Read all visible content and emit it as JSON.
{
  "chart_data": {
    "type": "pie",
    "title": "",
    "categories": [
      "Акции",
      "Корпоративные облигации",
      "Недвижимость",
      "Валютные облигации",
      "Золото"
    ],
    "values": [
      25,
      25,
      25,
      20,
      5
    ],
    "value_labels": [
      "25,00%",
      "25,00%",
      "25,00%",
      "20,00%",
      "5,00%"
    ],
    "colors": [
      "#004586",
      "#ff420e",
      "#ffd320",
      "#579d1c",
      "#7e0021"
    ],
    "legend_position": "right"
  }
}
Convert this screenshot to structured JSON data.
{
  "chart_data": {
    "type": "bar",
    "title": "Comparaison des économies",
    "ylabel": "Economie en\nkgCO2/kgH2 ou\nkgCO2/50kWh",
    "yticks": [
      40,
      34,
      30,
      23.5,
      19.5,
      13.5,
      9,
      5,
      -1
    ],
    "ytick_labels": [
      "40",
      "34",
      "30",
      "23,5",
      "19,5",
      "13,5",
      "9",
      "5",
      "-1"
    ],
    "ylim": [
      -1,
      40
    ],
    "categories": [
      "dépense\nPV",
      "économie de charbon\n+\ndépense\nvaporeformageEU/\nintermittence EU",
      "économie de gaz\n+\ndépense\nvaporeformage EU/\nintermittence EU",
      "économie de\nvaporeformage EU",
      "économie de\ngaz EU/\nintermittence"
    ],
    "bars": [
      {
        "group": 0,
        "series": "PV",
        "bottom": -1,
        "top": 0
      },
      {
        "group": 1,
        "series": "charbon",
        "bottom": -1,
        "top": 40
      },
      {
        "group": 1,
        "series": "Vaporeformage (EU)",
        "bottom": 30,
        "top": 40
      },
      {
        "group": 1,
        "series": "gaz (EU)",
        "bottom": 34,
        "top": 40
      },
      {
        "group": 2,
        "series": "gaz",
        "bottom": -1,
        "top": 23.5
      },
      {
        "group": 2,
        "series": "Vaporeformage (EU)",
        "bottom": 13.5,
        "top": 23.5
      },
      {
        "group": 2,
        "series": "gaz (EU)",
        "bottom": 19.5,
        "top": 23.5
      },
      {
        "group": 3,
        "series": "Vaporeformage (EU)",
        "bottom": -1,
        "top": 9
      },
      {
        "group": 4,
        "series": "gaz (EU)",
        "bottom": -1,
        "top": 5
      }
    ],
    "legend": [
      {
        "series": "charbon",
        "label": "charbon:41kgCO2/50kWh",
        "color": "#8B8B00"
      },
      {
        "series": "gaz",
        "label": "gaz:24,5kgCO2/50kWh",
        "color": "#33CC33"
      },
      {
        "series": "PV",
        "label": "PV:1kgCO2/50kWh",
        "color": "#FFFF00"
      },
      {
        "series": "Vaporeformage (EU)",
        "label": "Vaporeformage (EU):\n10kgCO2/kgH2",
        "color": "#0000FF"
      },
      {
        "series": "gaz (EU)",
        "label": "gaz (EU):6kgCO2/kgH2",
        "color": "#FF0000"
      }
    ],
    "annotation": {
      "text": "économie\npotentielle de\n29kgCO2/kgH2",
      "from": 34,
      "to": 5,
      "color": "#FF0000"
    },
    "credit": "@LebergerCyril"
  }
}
※
Given instruction:
Reproduce the records above exactly.

The output:
Read all visible content and emit it as JSON.
{
  "chart_data": {
    "type": "pie",
    "title": "",
    "categories": [
      "Акции",
      "Корпоративные облигации",
      "Недвижимость",
      "Валютные облигации",
      "Золото"
    ],
    "values": [
      25,
      25,
      25,
      20,
      5
    ],
    "value_labels": [
      "25,00%",
      "25,00%",
      "25,00%",
      "20,00%",
      "5,00%"
    ],
    "colors": [
      "#004586",
      "#ff420e",
      "#ffd320",
      "#579d1c",
      "#7e0021"
    ],
    "legend_position": "right"
  }
}
Convert this screenshot to structured JSON data.
{
  "chart_data": {
    "type": "bar",
    "title": "Comparaison des économies",
    "ylabel": "Economie en\nkgCO2/kgH2 ou\nkgCO2/50kWh",
    "yticks": [
      40,
      34,
      30,
      23.5,
      19.5,
      13.5,
      9,
      5,
      -1
    ],
    "ytick_labels": [
      "40",
      "34",
      "30",
      "23,5",
      "19,5",
      "13,5",
      "9",
      "5",
      "-1"
    ],
    "ylim": [
      -1,
      40
    ],
    "categories": [
      "dépense\nPV",
      "économie de charbon\n+\ndépense\nvaporeformageEU/\nintermittence EU",
      "économie de gaz\n+\ndépense\nvaporeformage EU/\nintermittence EU",
      "économie de\nvaporeformage EU",
      "économie de\ngaz EU/\nintermittence"
    ],
    "bars": [
      {
        "group": 0,
        "series": "PV",
        "bottom": -1,
        "top": 0
      },
      {
        "group": 1,
        "series": "charbon",
        "bottom": -1,
        "top": 40
      },
      {
        "group": 1,
        "series": "Vaporeformage (EU)",
        "bottom": 30,
        "top": 40
      },
      {
        "group": 1,
        "series": "gaz (EU)",
        "bottom": 34,
        "top": 40
      },
      {
        "group": 2,
        "series": "gaz",
        "bottom": -1,
        "top": 23.5
      },
      {
        "group": 2,
        "series": "Vaporeformage (EU)",
        "bottom": 13.5,
        "top": 23.5
      },
      {
        "group": 2,
        "series": "gaz (EU)",
        "bottom": 19.5,
        "top": 23.5
      },
      {
        "group": 3,
        "series": "Vaporeformage (EU)",
        "bottom": -1,
        "top": 9
      },
      {
        "group": 4,
        "series": "gaz (EU)",
        "bottom": -1,
        "top": 5
      }
    ],
    "legend": [
      {
        "series": "charbon",
        "label": "charbon:41kgCO2/50kWh",
        "color": "#8B8B00"
      },
      {
        "series": "gaz",
        "label": "gaz:24,5kgCO2/50kWh",
        "color": "#33CC33"
      },
      {
        "series": "PV",
        "label": "PV:1kgCO2/50kWh",
        "color": "#FFFF00"
      },
      {
        "series": "Vaporeformage (EU)",
        "label": "Vaporeformage (EU):\n10kgCO2/kgH2",
        "color": "#0000FF"
      },
      {
        "series": "gaz (EU)",
        "label": "gaz (EU):6kgCO2/kgH2",
        "color": "#FF0000"
      }
    ],
    "annotation": {
      "text": "économie\npotentielle de\n29kgCO2/kgH2",
      "from": 34,
      "to": 5,
      "color": "#FF0000"
    },
    "credit": "@LebergerCyril"
  }
}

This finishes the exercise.